* Begin Exercise data *

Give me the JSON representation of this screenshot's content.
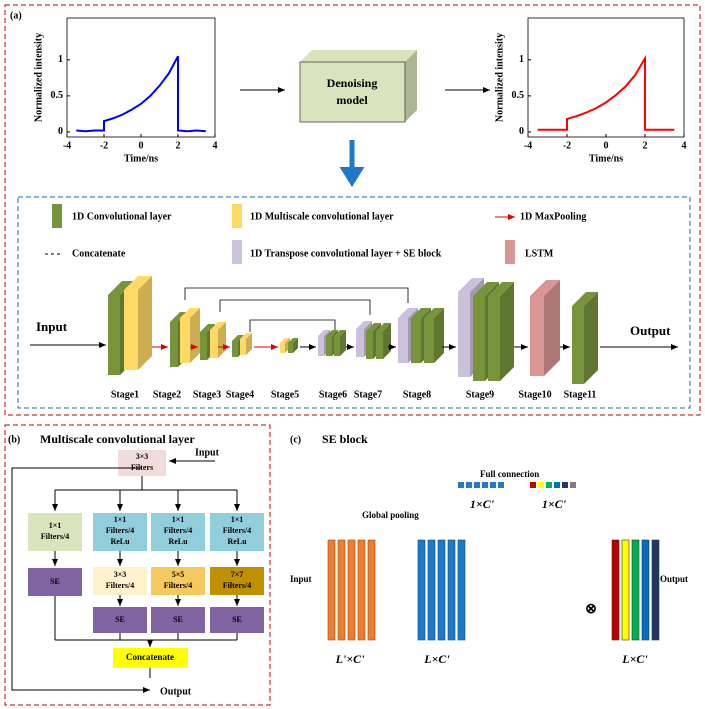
{
  "chart_data": [
    {
      "type": "line",
      "xlabel": "Time/ns",
      "ylabel": "Normalized intensity",
      "color": "#0000ff",
      "x": [
        -3.5,
        -3,
        -2.5,
        -2,
        -2,
        -1.5,
        -1,
        -0.5,
        0,
        0.5,
        1,
        1.5,
        2,
        2,
        2.5,
        3,
        3.5
      ],
      "values": [
        0.02,
        0.01,
        0.02,
        0.02,
        0.15,
        0.19,
        0.24,
        0.31,
        0.39,
        0.5,
        0.64,
        0.81,
        1.05,
        0.02,
        0.01,
        0.02,
        0.01
      ],
      "xlim": [
        -4,
        4
      ],
      "ylim": [
        -0.07,
        1.58
      ],
      "xticks": [
        -4,
        -2,
        0,
        2,
        4
      ],
      "yticks": [
        0,
        0.5,
        1
      ]
    },
    {
      "type": "line",
      "xlabel": "Time/ns",
      "ylabel": "Normalized intensity",
      "color": "#ff0000",
      "x": [
        -3.5,
        -3,
        -2.5,
        -2,
        -2,
        -1.5,
        -1,
        -0.5,
        0,
        0.5,
        1,
        1.5,
        2,
        2,
        2.5,
        3,
        3.5
      ],
      "values": [
        0.03,
        0.03,
        0.03,
        0.03,
        0.18,
        0.22,
        0.27,
        0.33,
        0.41,
        0.51,
        0.63,
        0.79,
        1.02,
        0.03,
        0.03,
        0.03,
        0.03
      ],
      "xlim": [
        -4,
        4
      ],
      "ylim": [
        -0.07,
        1.58
      ],
      "xticks": [
        -4,
        -2,
        0,
        2,
        4
      ],
      "yticks": [
        0,
        0.5,
        1
      ]
    }
  ],
  "panel_a": {
    "label": "(a)",
    "model": {
      "lines": [
        "Denoising",
        "model"
      ]
    },
    "legend": {
      "conv": "1D Convolutional layer",
      "multiscale": "1D Multiscale convolutional layer",
      "maxpool": "1D MaxPooling",
      "concat": "Concatenate",
      "transpose": "1D Transpose convolutional layer + SE block",
      "lstm": "LSTM"
    },
    "input": "Input",
    "output": "Output",
    "stages": [
      "Stage1",
      "Stage2",
      "Stage3",
      "Stage4",
      "Stage5",
      "Stage6",
      "Stage7",
      "Stage8",
      "Stage9",
      "Stage10",
      "Stage11"
    ]
  },
  "panel_b": {
    "label": "(b)",
    "title": "Multiscale convolutional layer",
    "input": "Input",
    "first": {
      "lines": [
        "3×3",
        "Filters"
      ]
    },
    "branches": [
      {
        "lines": [
          "1×1",
          "Filters/4"
        ]
      },
      {
        "lines": [
          "1×1",
          "Filters/4",
          "ReLu"
        ]
      },
      {
        "lines": [
          "1×1",
          "Filters/4",
          "ReLu"
        ]
      },
      {
        "lines": [
          "1×1",
          "Filters/4",
          "ReLu"
        ]
      }
    ],
    "second": [
      {
        "lines": [
          "3×3",
          "Filters/4"
        ]
      },
      {
        "lines": [
          "5×5",
          "Filters/4"
        ]
      },
      {
        "lines": [
          "7×7",
          "Filters/4"
        ]
      }
    ],
    "se": [
      "SE",
      "SE",
      "SE",
      "SE"
    ],
    "concat": "Concatenate",
    "output": "Output"
  },
  "panel_c": {
    "label": "(c)",
    "title": "SE block",
    "full_connection": "Full connection",
    "global_pooling": "Global pooling",
    "input": "Input",
    "output": "Output",
    "sizes": [
      "1×C'",
      "1×C'",
      "L'×C'",
      "L×C'",
      "L×C'"
    ],
    "operator": "⊗"
  }
}
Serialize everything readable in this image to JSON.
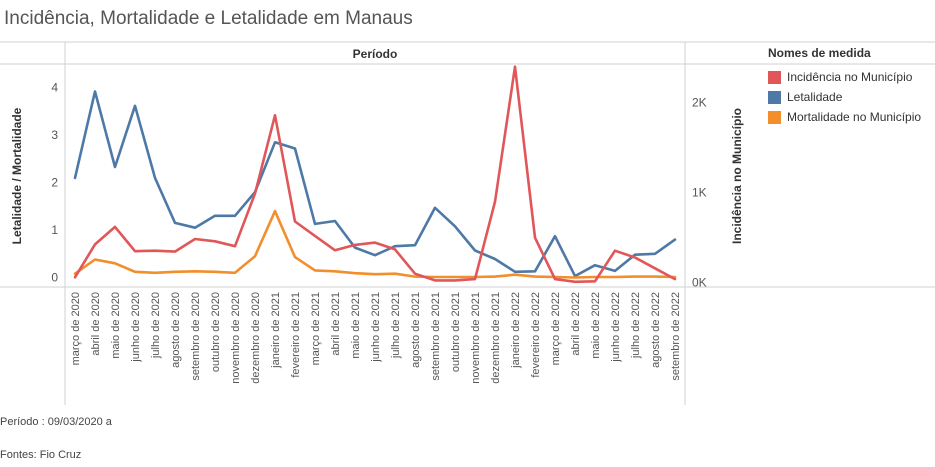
{
  "title": "Incidência, Mortalidade e Letalidade em Manaus",
  "footer": {
    "periodo": "Período : 09/03/2020 a",
    "fontes": "Fontes: Fio Cruz"
  },
  "colors": {
    "incidencia": "#e15759",
    "letalidade": "#4e79a7",
    "mortalidade": "#f28e2b"
  },
  "chart_data": {
    "type": "line",
    "title": "Período",
    "x_axis_label": "Período",
    "y_left_label": "Letalidade / Mortalidade",
    "y_right_label": "Incidência no Município",
    "y_left_ticks": [
      "0",
      "1",
      "2",
      "3",
      "4"
    ],
    "y_right_ticks": [
      "0K",
      "1K",
      "2K"
    ],
    "ylim_left": [
      -0.2,
      4.5
    ],
    "ylim_right": [
      -48,
      2430
    ],
    "categories": [
      "março de 2020",
      "abril de 2020",
      "maio de 2020",
      "junho de 2020",
      "julho de 2020",
      "agosto de 2020",
      "setembro de 2020",
      "outubro de 2020",
      "novembro de 2020",
      "dezembro de 2020",
      "janeiro de 2021",
      "fevereiro de 2021",
      "março de 2021",
      "abril de 2021",
      "maio de 2021",
      "junho de 2021",
      "julho de 2021",
      "agosto de 2021",
      "setembro de 2021",
      "outubro de 2021",
      "novembro de 2021",
      "dezembro de 2021",
      "janeiro de 2022",
      "fevereiro de 2022",
      "março de 2022",
      "abril de 2022",
      "maio de 2022",
      "junho de 2022",
      "julho de 2022",
      "agosto de 2022",
      "setembro de 2022"
    ],
    "legend_title": "Nomes de medida",
    "series": [
      {
        "name": "Incidência no Município",
        "axis": "right",
        "color": "#e15759",
        "values": [
          60,
          425,
          620,
          350,
          355,
          345,
          485,
          460,
          405,
          990,
          1860,
          680,
          520,
          360,
          420,
          445,
          370,
          100,
          25,
          25,
          40,
          900,
          2400,
          500,
          40,
          10,
          15,
          355,
          280,
          160,
          40
        ]
      },
      {
        "name": "Letalidade",
        "axis": "left",
        "color": "#4e79a7",
        "values": [
          2.1,
          3.92,
          2.33,
          3.62,
          2.1,
          1.15,
          1.05,
          1.3,
          1.3,
          1.8,
          2.85,
          2.72,
          1.13,
          1.19,
          0.63,
          0.47,
          0.66,
          0.68,
          1.47,
          1.08,
          0.57,
          0.39,
          0.12,
          0.13,
          0.87,
          0.03,
          0.26,
          0.14,
          0.48,
          0.5,
          0.8
        ]
      },
      {
        "name": "Mortalidade no Município",
        "axis": "left",
        "color": "#f28e2b",
        "values": [
          0.08,
          0.38,
          0.3,
          0.12,
          0.1,
          0.12,
          0.13,
          0.12,
          0.1,
          0.45,
          1.4,
          0.43,
          0.15,
          0.13,
          0.09,
          0.07,
          0.08,
          0.02,
          0.01,
          0.01,
          0.01,
          0.02,
          0.06,
          0.02,
          0.01,
          0.0,
          0.01,
          0.01,
          0.02,
          0.02,
          0.01
        ]
      }
    ],
    "grid": false,
    "legend_position": "right"
  }
}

* End Exercise data *

→ **Work instructions**
Reproduce the full listing above verbatim, with no pictures included.

→ **Answer to the problem**
Give me the JSON representation of this screenshot's content.
{
  "chart_data": [
    {
      "type": "line",
      "xlabel": "Time/ns",
      "ylabel": "Normalized intensity",
      "color": "#0000ff",
      "x": [
        -3.5,
        -3,
        -2.5,
        -2,
        -2,
        -1.5,
        -1,
        -0.5,
        0,
        0.5,
        1,
        1.5,
        2,
        2,
        2.5,
        3,
        3.5
      ],
      "values": [
        0.02,
        0.01,
        0.02,
        0.02,
        0.15,
        0.19,
        0.24,
        0.31,
        0.39,
        0.5,
        0.64,
        0.81,
        1.05,
        0.02,
        0.01,
        0.02,
        0.01
      ],
      "xlim": [
        -4,
        4
      ],
      "ylim": [
        -0.07,
        1.58
      ],
      "xticks": [
        -4,
        -2,
        0,
        2,
        4
      ],
      "yticks": [
        0,
        0.5,
        1
      ]
    },
    {
      "type": "line",
      "xlabel": "Time/ns",
      "ylabel": "Normalized intensity",
      "color": "#ff0000",
      "x": [
        -3.5,
        -3,
        -2.5,
        -2,
        -2,
        -1.5,
        -1,
        -0.5,
        0,
        0.5,
        1,
        1.5,
        2,
        2,
        2.5,
        3,
        3.5
      ],
      "values": [
        0.03,
        0.03,
        0.03,
        0.03,
        0.18,
        0.22,
        0.27,
        0.33,
        0.41,
        0.51,
        0.63,
        0.79,
        1.02,
        0.03,
        0.03,
        0.03,
        0.03
      ],
      "xlim": [
        -4,
        4
      ],
      "ylim": [
        -0.07,
        1.58
      ],
      "xticks": [
        -4,
        -2,
        0,
        2,
        4
      ],
      "yticks": [
        0,
        0.5,
        1
      ]
    }
  ],
  "panel_a": {
    "label": "(a)",
    "model": {
      "lines": [
        "Denoising",
        "model"
      ]
    },
    "legend": {
      "conv": "1D Convolutional layer",
      "multiscale": "1D Multiscale convolutional layer",
      "maxpool": "1D MaxPooling",
      "concat": "Concatenate",
      "transpose": "1D Transpose convolutional layer + SE block",
      "lstm": "LSTM"
    },
    "input": "Input",
    "output": "Output",
    "stages": [
      "Stage1",
      "Stage2",
      "Stage3",
      "Stage4",
      "Stage5",
      "Stage6",
      "Stage7",
      "Stage8",
      "Stage9",
      "Stage10",
      "Stage11"
    ]
  },
  "panel_b": {
    "label": "(b)",
    "title": "Multiscale convolutional layer",
    "input": "Input",
    "first": {
      "lines": [
        "3×3",
        "Filters"
      ]
    },
    "branches": [
      {
        "lines": [
          "1×1",
          "Filters/4"
        ]
      },
      {
        "lines": [
          "1×1",
          "Filters/4",
          "ReLu"
        ]
      },
      {
        "lines": [
          "1×1",
          "Filters/4",
          "ReLu"
        ]
      },
      {
        "lines": [
          "1×1",
          "Filters/4",
          "ReLu"
        ]
      }
    ],
    "second": [
      {
        "lines": [
          "3×3",
          "Filters/4"
        ]
      },
      {
        "lines": [
          "5×5",
          "Filters/4"
        ]
      },
      {
        "lines": [
          "7×7",
          "Filters/4"
        ]
      }
    ],
    "se": [
      "SE",
      "SE",
      "SE",
      "SE"
    ],
    "concat": "Concatenate",
    "output": "Output"
  },
  "panel_c": {
    "label": "(c)",
    "title": "SE block",
    "full_connection": "Full connection",
    "global_pooling": "Global pooling",
    "input": "Input",
    "output": "Output",
    "sizes": [
      "1×C'",
      "1×C'",
      "L'×C'",
      "L×C'",
      "L×C'"
    ],
    "operator": "⊗"
  }
}
Serialize everything readable in this image to JSON.
{
  "title": "Incidência, Mortalidade e Letalidade em Manaus",
  "footer": {
    "periodo": "Período : 09/03/2020 a",
    "fontes": "Fontes: Fio Cruz"
  },
  "colors": {
    "incidencia": "#e15759",
    "letalidade": "#4e79a7",
    "mortalidade": "#f28e2b"
  },
  "chart_data": {
    "type": "line",
    "title": "Período",
    "x_axis_label": "Período",
    "y_left_label": "Letalidade / Mortalidade",
    "y_right_label": "Incidência no Município",
    "y_left_ticks": [
      "0",
      "1",
      "2",
      "3",
      "4"
    ],
    "y_right_ticks": [
      "0K",
      "1K",
      "2K"
    ],
    "ylim_left": [
      -0.2,
      4.5
    ],
    "ylim_right": [
      -48,
      2430
    ],
    "categories": [
      "março de 2020",
      "abril de 2020",
      "maio de 2020",
      "junho de 2020",
      "julho de 2020",
      "agosto de 2020",
      "setembro de 2020",
      "outubro de 2020",
      "novembro de 2020",
      "dezembro de 2020",
      "janeiro de 2021",
      "fevereiro de 2021",
      "março de 2021",
      "abril de 2021",
      "maio de 2021",
      "junho de 2021",
      "julho de 2021",
      "agosto de 2021",
      "setembro de 2021",
      "outubro de 2021",
      "novembro de 2021",
      "dezembro de 2021",
      "janeiro de 2022",
      "fevereiro de 2022",
      "março de 2022",
      "abril de 2022",
      "maio de 2022",
      "junho de 2022",
      "julho de 2022",
      "agosto de 2022",
      "setembro de 2022"
    ],
    "legend_title": "Nomes de medida",
    "series": [
      {
        "name": "Incidência no Município",
        "axis": "right",
        "color": "#e15759",
        "values": [
          60,
          425,
          620,
          350,
          355,
          345,
          485,
          460,
          405,
          990,
          1860,
          680,
          520,
          360,
          420,
          445,
          370,
          100,
          25,
          25,
          40,
          900,
          2400,
          500,
          40,
          10,
          15,
          355,
          280,
          160,
          40
        ]
      },
      {
        "name": "Letalidade",
        "axis": "left",
        "color": "#4e79a7",
        "values": [
          2.1,
          3.92,
          2.33,
          3.62,
          2.1,
          1.15,
          1.05,
          1.3,
          1.3,
          1.8,
          2.85,
          2.72,
          1.13,
          1.19,
          0.63,
          0.47,
          0.66,
          0.68,
          1.47,
          1.08,
          0.57,
          0.39,
          0.12,
          0.13,
          0.87,
          0.03,
          0.26,
          0.14,
          0.48,
          0.5,
          0.8
        ]
      },
      {
        "name": "Mortalidade no Município",
        "axis": "left",
        "color": "#f28e2b",
        "values": [
          0.08,
          0.38,
          0.3,
          0.12,
          0.1,
          0.12,
          0.13,
          0.12,
          0.1,
          0.45,
          1.4,
          0.43,
          0.15,
          0.13,
          0.09,
          0.07,
          0.08,
          0.02,
          0.01,
          0.01,
          0.01,
          0.02,
          0.06,
          0.02,
          0.01,
          0.0,
          0.01,
          0.01,
          0.02,
          0.02,
          0.01
        ]
      }
    ],
    "grid": false,
    "legend_position": "right"
  }
}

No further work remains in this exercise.